= PAGE =

-- begin --

News India Congress May Look Towards Priyanka, Says New York Times

Congress May Look Towards Priyanka, Says New York Times

New York, March 7: The influential US newspaper New York Times has described the assembly election results as a "defeat for Nehru-Gandhi dynasty" and has reported that observers are already looking towards Priyanka Vadra.".....Congress's defeat

congress may look towards priyanka says new york times congress may look towards priyanka says new york times

New York, March 7: The influential US newspaper New York Times has described the assembly election results as a "defeat for Nehru-Gandhi dynasty" and has reported that observers are already looking towards Priyanka Vadra.

".....Congress's defeat in the state is a particularly significant setback for Rahul Gandhi, who said on Tuesday that he accepted responsibility for the party's poor showing. Some analysts and political leaders are already beginning to look past  Rahul Gandhi to his younger sister, Priyanka Gandhi Vadra, as a potential political heir.

"Many observers consider Ms. Vadra, who bears a striking resemblance to her iron-willed grandmother, Indira Gandhi, to be more charismatic and a better public speaker than her brother.

"The issue of succession in the Congress Party has attracted attention in recent months because the mother of Mr. Gandhi and Ms. Vadra, Sonia Gandhi, who is the party's current president, spent more than a month abroad last year receiving treatment for an undisclosed ailment.

"Most analysts do not expect any immediate changes at the top of the Congress Party, least of all any moves that involve members of the Gandhi family. In spite of her recent illness, Mrs. Gandhi, 65, remains firmly in charge of the party, and she is not known for making sudden moves. She also keeps her intentions and thoughts to herself, rarely giving interviews or news conferences.

“Congress has no better campaigner, with the possible exception of Priyanka,” Ashutosh Varshney, political scientist at Brown Uniersity, said about Mr. Gandhi. “You can say that is because the Gandhi family does not let anyone else emerge. It is what it is.”

The NYT report said the defeat in UP has called " into question their political mandate at a time when the party and the family are already struggling to advance their agenda in the capital. "

-- end --

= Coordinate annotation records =
-- begin --

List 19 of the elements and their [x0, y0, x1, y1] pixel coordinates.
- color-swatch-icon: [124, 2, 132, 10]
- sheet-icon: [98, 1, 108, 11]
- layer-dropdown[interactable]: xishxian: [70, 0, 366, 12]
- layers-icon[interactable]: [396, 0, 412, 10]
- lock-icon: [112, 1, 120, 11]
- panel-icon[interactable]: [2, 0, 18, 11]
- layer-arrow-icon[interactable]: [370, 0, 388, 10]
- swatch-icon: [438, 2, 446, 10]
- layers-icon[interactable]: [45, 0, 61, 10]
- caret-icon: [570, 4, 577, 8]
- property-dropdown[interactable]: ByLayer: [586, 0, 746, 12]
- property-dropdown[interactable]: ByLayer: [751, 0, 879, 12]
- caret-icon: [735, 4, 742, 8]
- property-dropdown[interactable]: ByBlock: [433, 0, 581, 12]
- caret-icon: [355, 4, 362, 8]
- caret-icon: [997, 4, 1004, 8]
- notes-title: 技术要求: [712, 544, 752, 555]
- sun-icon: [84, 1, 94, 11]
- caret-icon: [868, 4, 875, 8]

-- end --

= WHAT YOU HAVE TO DO =
Answer these questions using the article on the Congress Party and Priyanka Vadra:
1. Who said on Tuesday that he accepted responsibility for the party's poor showing?
2. How long did Sonia Gandhi spend abroad last year receiving treatment?
3. What age does the article give for Mrs. Gandhi?
Rely solely on the article when answering.

= SOLUTION FOR THIS PROBLEM =
1. Rahul Gandhi
2. More than a month
3. 65